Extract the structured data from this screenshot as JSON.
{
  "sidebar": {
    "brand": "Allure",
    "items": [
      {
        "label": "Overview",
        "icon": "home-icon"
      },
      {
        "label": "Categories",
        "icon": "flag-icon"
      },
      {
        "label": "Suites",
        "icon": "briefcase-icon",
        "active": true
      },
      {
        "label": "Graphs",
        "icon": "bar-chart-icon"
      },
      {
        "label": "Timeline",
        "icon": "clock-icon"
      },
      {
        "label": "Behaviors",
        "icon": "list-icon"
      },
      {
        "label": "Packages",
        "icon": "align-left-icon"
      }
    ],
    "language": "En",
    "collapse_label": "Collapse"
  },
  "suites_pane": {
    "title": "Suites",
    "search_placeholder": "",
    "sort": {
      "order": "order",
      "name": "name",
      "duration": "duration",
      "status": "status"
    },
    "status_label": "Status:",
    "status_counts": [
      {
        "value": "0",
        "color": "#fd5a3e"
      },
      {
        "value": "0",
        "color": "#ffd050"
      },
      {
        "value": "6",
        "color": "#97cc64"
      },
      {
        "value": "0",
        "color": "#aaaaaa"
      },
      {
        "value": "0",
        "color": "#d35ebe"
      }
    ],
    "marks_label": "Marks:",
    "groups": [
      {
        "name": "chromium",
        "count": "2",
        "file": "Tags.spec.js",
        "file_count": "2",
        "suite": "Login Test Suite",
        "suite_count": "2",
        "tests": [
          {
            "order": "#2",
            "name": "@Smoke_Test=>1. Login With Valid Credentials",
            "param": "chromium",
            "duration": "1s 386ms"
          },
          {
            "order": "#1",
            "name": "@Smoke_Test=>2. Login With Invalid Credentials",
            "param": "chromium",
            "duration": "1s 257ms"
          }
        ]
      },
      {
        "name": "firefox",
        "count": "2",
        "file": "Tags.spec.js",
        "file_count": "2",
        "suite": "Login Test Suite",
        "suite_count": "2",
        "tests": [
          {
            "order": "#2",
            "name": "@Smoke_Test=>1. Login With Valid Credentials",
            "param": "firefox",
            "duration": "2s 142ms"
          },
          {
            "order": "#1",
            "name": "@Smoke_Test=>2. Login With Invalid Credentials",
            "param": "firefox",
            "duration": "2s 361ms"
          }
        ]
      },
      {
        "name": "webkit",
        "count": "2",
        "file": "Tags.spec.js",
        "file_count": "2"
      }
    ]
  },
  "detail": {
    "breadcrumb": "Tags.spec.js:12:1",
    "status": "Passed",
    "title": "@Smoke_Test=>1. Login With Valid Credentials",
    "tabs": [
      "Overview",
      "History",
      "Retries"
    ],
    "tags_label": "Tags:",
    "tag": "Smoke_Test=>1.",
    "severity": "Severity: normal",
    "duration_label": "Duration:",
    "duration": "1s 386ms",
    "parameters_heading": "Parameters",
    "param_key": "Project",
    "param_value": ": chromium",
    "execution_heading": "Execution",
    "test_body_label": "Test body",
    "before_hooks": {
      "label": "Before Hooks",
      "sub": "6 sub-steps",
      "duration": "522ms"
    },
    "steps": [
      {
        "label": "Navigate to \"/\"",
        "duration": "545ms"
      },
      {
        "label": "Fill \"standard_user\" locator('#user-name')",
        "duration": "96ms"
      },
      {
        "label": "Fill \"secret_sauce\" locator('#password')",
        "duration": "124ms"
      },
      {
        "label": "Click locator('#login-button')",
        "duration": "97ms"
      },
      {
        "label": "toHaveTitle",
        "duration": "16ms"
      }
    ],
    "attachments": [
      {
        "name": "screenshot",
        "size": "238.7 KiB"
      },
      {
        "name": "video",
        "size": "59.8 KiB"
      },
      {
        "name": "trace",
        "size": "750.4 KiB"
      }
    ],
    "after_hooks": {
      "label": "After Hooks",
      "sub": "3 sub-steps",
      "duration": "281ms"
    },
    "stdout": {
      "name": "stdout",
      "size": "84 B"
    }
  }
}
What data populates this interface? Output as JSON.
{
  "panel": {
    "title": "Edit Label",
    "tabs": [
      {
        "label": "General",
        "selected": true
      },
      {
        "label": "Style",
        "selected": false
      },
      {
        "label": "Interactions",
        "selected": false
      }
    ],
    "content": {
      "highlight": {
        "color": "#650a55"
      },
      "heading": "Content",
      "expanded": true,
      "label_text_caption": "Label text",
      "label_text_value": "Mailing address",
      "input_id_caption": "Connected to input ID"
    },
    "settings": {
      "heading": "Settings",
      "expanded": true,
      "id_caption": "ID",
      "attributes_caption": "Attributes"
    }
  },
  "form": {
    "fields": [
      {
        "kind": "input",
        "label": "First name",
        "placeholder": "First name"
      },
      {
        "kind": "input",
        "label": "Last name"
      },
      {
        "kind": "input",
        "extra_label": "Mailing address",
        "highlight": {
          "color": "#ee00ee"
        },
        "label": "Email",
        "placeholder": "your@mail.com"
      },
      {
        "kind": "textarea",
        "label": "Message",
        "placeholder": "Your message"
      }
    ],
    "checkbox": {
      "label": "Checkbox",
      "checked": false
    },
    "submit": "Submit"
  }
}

## Your goal:
Return precisely the lines of the records, starting with the line that holds "What data populates" and ending with the last one.

## Correct answer:
What data populates this interface? Output as JSON.
{
  "panel": {
    "title": "Edit Label",
    "tabs": [
      {
        "label": "General",
        "selected": true
      },
      {
        "label": "Style",
        "selected": false
      },
      {
        "label": "Interactions",
        "selected": false
      }
    ],
    "content": {
      "highlight": {
        "color": "#650a55"
      },
      "heading": "Content",
      "expanded": true,
      "label_text_caption": "Label text",
      "label_text_value": "Mailing address",
      "input_id_caption": "Connected to input ID"
    },
    "settings": {
      "heading": "Settings",
      "expanded": true,
      "id_caption": "ID",
      "attributes_caption": "Attributes"
    }
  },
  "form": {
    "fields": [
      {
        "kind": "input",
        "label": "First name",
        "placeholder": "First name"
      },
      {
        "kind": "input",
        "label": "Last name"
      },
      {
        "kind": "input",
        "extra_label": "Mailing address",
        "highlight": {
          "color": "#ee00ee"
        },
        "label": "Email",
        "placeholder": "your@mail.com"
      },
      {
        "kind": "textarea",
        "label": "Message",
        "placeholder": "Your message"
      }
    ],
    "checkbox": {
      "label": "Checkbox",
      "checked": false
    },
    "submit": "Submit"
  }
}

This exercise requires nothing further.